-- Aim of the task --
Show every line below where "JSON" can be found.

-- Stored records --
════════════════════

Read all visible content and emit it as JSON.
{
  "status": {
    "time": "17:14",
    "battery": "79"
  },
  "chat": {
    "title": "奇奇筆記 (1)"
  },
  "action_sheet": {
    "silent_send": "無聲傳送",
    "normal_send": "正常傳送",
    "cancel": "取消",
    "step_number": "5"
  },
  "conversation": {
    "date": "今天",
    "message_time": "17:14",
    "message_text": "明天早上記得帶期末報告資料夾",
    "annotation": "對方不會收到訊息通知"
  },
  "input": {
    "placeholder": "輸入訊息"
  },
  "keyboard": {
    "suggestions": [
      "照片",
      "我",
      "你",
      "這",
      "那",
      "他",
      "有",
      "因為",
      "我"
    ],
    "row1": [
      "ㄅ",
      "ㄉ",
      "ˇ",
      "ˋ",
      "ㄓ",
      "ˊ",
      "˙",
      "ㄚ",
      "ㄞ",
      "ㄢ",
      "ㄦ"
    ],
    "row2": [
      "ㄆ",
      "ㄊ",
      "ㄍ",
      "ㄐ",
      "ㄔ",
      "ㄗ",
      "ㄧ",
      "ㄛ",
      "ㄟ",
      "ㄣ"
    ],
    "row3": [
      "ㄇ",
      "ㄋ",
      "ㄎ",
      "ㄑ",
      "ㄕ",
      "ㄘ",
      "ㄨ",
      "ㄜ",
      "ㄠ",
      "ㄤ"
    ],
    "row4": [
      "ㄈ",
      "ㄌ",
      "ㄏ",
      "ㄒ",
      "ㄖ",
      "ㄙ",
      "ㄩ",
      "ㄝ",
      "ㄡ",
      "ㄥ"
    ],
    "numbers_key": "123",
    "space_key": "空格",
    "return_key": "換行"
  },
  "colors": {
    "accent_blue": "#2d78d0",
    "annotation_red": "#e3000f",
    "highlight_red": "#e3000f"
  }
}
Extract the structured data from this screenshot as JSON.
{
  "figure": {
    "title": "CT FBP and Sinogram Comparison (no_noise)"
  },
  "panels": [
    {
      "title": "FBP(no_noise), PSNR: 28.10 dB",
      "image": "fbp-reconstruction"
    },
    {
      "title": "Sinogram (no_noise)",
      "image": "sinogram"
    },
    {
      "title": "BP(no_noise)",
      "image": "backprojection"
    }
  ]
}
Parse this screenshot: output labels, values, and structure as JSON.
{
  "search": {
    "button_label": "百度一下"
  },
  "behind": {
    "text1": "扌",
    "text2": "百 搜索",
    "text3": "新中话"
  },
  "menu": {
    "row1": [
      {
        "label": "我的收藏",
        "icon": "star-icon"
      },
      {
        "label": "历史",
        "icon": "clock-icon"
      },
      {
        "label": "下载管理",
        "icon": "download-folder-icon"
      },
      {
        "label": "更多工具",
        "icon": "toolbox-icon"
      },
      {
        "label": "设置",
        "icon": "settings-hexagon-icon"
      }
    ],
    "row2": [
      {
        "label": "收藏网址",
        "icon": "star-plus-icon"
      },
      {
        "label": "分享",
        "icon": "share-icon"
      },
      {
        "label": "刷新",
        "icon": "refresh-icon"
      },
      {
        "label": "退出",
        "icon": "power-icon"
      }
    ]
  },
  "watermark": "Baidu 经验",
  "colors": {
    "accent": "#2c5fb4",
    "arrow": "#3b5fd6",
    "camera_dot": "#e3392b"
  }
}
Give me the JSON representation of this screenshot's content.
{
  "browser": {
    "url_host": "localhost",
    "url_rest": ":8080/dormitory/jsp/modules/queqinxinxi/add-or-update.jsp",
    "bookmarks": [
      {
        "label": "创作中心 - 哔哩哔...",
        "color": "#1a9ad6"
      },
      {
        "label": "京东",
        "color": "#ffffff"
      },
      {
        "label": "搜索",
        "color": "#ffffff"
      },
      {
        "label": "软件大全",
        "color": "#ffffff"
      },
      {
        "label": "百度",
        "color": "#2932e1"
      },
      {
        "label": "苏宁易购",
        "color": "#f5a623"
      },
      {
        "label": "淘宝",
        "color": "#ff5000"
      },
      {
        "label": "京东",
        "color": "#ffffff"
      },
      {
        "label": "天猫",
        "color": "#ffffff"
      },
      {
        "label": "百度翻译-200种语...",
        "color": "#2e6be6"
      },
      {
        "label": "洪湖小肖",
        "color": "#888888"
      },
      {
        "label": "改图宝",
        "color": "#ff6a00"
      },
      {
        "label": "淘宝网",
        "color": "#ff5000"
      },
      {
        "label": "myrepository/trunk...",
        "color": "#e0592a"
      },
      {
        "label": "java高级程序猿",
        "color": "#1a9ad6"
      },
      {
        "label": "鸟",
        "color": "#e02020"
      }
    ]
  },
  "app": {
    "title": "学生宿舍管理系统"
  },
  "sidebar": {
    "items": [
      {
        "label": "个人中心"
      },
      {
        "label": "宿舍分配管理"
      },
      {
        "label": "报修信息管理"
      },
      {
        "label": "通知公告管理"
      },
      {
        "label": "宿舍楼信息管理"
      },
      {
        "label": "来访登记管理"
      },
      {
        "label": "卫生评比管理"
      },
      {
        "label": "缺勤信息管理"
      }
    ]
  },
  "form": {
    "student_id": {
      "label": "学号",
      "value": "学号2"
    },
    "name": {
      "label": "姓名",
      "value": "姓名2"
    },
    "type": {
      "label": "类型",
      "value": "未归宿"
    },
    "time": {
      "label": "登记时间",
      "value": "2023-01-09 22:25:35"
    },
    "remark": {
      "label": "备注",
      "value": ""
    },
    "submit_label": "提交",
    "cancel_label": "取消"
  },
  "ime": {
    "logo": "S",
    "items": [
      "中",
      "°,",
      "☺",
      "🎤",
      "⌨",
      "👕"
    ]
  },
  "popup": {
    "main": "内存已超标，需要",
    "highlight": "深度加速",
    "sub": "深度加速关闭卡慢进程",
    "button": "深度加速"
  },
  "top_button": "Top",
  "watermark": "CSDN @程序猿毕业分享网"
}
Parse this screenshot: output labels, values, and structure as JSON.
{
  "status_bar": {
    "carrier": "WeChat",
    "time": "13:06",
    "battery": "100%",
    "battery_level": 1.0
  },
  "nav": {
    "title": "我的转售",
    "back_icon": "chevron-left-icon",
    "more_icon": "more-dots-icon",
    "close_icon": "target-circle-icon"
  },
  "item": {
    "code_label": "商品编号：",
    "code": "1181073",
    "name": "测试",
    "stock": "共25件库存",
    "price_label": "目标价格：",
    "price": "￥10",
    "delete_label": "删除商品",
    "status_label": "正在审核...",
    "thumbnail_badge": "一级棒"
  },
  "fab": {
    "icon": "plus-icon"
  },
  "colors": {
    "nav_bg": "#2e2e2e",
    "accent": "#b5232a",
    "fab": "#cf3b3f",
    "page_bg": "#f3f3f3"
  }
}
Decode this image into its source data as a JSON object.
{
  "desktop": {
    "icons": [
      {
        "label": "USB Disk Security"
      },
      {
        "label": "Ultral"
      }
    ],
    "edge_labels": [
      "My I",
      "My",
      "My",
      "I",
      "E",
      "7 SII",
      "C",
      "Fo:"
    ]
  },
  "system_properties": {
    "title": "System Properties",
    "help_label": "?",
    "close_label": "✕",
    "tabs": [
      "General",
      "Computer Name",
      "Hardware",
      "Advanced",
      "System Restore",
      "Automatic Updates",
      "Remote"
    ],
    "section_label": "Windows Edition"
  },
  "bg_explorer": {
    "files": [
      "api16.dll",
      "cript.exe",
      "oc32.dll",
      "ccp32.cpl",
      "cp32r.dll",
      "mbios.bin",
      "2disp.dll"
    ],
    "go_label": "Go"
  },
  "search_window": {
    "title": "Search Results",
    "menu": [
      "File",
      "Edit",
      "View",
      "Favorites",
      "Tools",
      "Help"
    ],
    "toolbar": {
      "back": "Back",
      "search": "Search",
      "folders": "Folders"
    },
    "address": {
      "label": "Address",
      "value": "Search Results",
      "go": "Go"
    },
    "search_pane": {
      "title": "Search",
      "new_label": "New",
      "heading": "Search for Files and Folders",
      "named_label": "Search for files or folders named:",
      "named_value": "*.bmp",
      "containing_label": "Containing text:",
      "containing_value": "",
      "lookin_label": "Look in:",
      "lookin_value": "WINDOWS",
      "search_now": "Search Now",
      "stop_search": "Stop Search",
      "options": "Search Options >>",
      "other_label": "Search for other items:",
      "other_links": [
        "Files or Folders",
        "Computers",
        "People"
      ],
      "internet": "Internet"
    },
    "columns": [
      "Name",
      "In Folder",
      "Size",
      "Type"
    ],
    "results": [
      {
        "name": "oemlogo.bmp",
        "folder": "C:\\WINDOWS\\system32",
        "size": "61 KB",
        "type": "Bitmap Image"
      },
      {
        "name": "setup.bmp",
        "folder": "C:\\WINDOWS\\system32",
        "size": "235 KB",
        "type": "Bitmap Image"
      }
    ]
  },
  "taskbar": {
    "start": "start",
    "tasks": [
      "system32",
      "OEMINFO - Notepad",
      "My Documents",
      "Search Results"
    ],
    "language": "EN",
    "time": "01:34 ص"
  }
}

════════════════════

-- Response to this task --
Read all visible content and emit it as JSON.
Extract the structured data from this screenshot as JSON.
Parse this screenshot: output labels, values, and structure as JSON.
Give me the JSON representation of this screenshot's content.
Parse this screenshot: output labels, values, and structure as JSON.
Decode this image into its source data as a JSON object.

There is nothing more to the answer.